----- READING TEXT

35% of all rewards accumulated on the HLTPs contracts will be distributed pro rata among those liquidity providers who will deposit funds into the liquidity pools in November, December (2021) or January (2022) and who won’t make any withdrawals from the pools till August 10, 2022.

● Deposits made in November, 2021 will have a x1.1 reward multiplier.

● Deposits made in December, 2021 will have a x1.0 reward multiplier.

● Deposits made in January, 2022 will have a x0.9 reward multiplier.

10% of all rewards accumulated on the HLTPs contracts will be distributed pro rata among those liquidity providers who will deposit funds into the liquidity pools in February or March (2022) and who won’t make any withdrawals from the pools till August 10, 2022.

● Deposits made in February, 2022 will have a x1.0 reward multiplier.

----------

- STATED TASK 1
Repeat the records word for word, from their first line through the line containing "nav-item-label: 新闻中心: [380, 186, 445, 205]".
The records have nothing to do with the text on liquidity pool rewards.

----- EXTRACTED MATERIAL

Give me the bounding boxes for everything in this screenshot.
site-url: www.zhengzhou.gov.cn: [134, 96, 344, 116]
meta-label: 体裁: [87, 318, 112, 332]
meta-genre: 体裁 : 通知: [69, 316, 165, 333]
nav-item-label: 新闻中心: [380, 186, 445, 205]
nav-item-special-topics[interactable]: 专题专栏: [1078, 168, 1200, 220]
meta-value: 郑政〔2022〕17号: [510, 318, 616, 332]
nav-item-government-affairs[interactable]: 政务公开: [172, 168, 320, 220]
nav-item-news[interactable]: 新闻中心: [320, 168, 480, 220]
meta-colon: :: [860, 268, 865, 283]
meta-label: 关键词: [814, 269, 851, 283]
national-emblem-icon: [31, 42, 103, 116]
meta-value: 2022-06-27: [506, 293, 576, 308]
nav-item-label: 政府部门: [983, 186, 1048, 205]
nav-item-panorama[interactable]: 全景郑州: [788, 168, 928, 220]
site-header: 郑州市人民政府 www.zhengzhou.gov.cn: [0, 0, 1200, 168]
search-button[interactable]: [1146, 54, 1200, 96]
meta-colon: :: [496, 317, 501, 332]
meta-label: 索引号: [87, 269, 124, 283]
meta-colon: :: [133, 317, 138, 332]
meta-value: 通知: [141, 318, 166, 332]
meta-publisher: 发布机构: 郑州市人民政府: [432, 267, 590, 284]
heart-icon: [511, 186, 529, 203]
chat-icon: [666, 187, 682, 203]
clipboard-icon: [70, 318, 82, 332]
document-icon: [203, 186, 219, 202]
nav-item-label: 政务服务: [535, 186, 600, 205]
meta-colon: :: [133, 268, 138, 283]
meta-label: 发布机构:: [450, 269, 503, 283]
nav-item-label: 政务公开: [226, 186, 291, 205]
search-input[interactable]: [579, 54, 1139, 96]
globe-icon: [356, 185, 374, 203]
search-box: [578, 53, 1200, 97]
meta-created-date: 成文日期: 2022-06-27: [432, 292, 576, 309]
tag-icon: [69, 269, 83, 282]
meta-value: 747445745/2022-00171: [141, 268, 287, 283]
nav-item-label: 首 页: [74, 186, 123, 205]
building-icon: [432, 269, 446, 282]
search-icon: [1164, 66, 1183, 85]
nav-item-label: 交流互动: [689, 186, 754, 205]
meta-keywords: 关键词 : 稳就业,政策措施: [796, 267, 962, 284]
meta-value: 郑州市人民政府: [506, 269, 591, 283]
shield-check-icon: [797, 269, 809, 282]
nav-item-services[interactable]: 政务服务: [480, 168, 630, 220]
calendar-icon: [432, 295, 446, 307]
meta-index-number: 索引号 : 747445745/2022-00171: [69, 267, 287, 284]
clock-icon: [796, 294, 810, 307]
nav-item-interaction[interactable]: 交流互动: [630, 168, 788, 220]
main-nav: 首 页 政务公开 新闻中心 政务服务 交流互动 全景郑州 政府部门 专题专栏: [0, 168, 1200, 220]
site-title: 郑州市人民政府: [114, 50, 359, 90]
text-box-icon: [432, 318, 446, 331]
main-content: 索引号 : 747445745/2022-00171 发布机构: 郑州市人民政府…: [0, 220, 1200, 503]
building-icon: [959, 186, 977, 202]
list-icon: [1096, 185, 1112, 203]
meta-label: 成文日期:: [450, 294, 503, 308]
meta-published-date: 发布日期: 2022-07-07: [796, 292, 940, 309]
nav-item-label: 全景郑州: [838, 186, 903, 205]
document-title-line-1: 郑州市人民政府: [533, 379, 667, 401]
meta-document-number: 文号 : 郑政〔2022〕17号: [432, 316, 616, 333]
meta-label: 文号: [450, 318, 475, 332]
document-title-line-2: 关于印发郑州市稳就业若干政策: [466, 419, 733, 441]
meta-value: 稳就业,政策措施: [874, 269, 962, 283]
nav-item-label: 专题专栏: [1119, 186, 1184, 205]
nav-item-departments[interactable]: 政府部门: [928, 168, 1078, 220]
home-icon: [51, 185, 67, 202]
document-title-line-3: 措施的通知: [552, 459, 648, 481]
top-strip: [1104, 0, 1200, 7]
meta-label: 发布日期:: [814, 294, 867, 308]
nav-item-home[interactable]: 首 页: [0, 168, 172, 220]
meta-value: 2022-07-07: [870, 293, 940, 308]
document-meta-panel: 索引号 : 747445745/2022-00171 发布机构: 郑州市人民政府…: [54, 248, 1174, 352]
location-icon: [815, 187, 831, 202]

----------

- STATED TASK 2
Reproduce the whole text on liquidity pool rewards word for word.

- WRITTEN REPLY 1
Give me the bounding boxes for everything in this screenshot.
site-url: www.zhengzhou.gov.cn: [134, 96, 344, 116]
meta-label: 体裁: [87, 318, 112, 332]
meta-genre: 体裁 : 通知: [69, 316, 165, 333]
nav-item-label: 新闻中心: [380, 186, 445, 205]

- WRITTEN REPLY 2
35% of all rewards accumulated on the HLTPs contracts will be distributed pro rata among those liquidity providers who will deposit funds into the liquidity pools in November, December (2021) or January (2022) and who won’t make any withdrawals from the pools till August 10, 2022.

● Deposits made in November, 2021 will have a x1.1 reward multiplier.

● Deposits made in December, 2021 will have a x1.0 reward multiplier.

● Deposits made in January, 2022 will have a x0.9 reward multiplier.

10% of all rewards accumulated on the HLTPs contracts will be distributed pro rata among those liquidity providers who will deposit funds into the liquidity pools in February or March (2022) and who won’t make any withdrawals from the pools till August 10, 2022.

● Deposits made in February, 2022 will have a x1.0 reward multiplier.